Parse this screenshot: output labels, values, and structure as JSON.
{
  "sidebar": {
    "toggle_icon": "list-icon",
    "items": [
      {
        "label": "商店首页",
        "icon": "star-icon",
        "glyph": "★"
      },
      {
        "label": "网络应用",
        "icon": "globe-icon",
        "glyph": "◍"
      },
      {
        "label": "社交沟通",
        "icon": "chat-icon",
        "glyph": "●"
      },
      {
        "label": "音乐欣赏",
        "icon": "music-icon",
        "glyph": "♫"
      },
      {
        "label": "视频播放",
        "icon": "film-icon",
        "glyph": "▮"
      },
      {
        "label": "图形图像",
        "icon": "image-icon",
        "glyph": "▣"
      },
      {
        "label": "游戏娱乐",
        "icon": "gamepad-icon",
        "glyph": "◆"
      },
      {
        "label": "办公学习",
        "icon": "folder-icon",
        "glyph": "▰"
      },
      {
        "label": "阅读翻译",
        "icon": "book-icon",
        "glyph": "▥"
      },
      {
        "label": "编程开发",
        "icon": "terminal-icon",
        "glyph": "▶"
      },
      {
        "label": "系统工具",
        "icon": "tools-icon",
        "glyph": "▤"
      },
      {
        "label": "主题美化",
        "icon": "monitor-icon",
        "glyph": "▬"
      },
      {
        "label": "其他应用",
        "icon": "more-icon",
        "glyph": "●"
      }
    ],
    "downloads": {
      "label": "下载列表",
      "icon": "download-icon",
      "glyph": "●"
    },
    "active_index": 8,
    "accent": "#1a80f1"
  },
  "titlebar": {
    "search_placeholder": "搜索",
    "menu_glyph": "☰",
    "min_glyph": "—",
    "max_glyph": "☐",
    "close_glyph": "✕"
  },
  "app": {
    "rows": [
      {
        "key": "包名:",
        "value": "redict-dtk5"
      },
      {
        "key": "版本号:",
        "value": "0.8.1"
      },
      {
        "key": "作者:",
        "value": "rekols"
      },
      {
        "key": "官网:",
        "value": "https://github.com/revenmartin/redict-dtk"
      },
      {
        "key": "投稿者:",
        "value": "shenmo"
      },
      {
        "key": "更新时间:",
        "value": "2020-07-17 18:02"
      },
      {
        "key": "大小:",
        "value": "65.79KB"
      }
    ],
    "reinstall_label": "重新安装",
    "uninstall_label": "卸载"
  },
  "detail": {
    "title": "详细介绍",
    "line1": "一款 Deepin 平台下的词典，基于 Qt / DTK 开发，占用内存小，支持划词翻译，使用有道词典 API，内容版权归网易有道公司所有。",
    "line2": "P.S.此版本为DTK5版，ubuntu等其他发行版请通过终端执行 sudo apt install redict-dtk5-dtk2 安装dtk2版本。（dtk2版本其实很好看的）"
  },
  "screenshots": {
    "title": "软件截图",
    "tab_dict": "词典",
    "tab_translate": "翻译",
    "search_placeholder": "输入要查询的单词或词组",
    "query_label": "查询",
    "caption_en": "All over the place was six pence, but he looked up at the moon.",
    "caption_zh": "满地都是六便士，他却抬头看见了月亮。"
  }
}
━━━━━━
- **Request**
Where a line above includes "redict", copy that line.

- **Response to this exercise**
        "value": "redict-dtk5"
        "value": "https://github.com/revenmartin/redict-dtk"
    "line2": "P.S.此版本为DTK5版，ubuntu等其他发行版请通过终端执行 sudo apt install redict-dtk5-dtk2 安装dtk2版本。（dtk2版本其实很好看的）"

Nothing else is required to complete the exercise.